EXERCISE TASKS
• A. List every question that the passage on values and natural drives raises, quoting each one.
• B. Carry the passage on values and natural drives forward from its last sentence.

+++ EXCERPT TO READ +++

So, I can't think of anyway through which I can distinguish natural drives from values. If I allowed it that I can act directed by natural drives, I have to admit that I can act driven by my values.

Things are just like Hume stated. Reason can't be but the slave of the passions. Reason is useless when it comes to determining your ends. All you have to do is just to stop thinking when it comes to your main motives. You simply have to follow them.

But if I accepted my values just as they are and realized that I have no choice but to follow them, won't this be at least in some situations dangerous? Aren't Nazis and terrorists moved by values and motives? It seems just wrong to accept that they can be allowed to follow such values. There are values I might hold which can affect the lives of others in a negative way. On the other hand, the world I live in might show that I can't realize all of my values and that I have to choose between them, how can I choose between them if I can't reason between them? Furthermore, it seems that the very nature of some of my values might contradict the realization of other values, again how can I choose between them?

+++ RAW DATA +++

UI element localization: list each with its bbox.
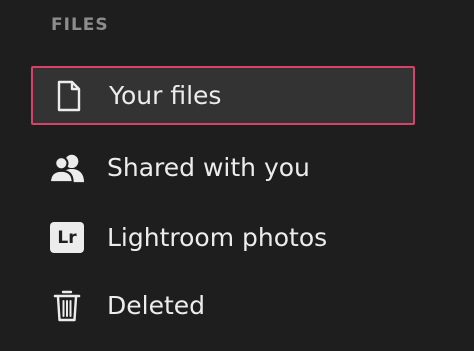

+++

RESPONSE LIST
• A.
- "won't this be at least in some situations dangerous?"
- "Aren't Nazis and terrorists moved by values and motives?"
- "how can I choose between them if I can't reason between them?"
- "again how can I choose between them?"

• B.
The fact that reason is useless when it comes to deciding upon which values I should hold and which I should drop and the fact that I can't do anything about my passions but to follow them might be problematic after all. However, up to this stage I am satisfied with the conclusion that the well to act itself is so strong in me that I can't neglect and that I can't reason with this well, I simply have to follow it. I am also satisfied with the fact that values are just as important as my natural drives. They stand on equal footing. It might be true that natural drives are shaped by nature and that's why they are more shared by almost all human beings, while values are shaped more by cultural evolution and that's why they involve greater amount of contradictions, but both of them are strong in each one of us. How to solve the contradictions between values is a problem that I should figure out. I will try to do this later.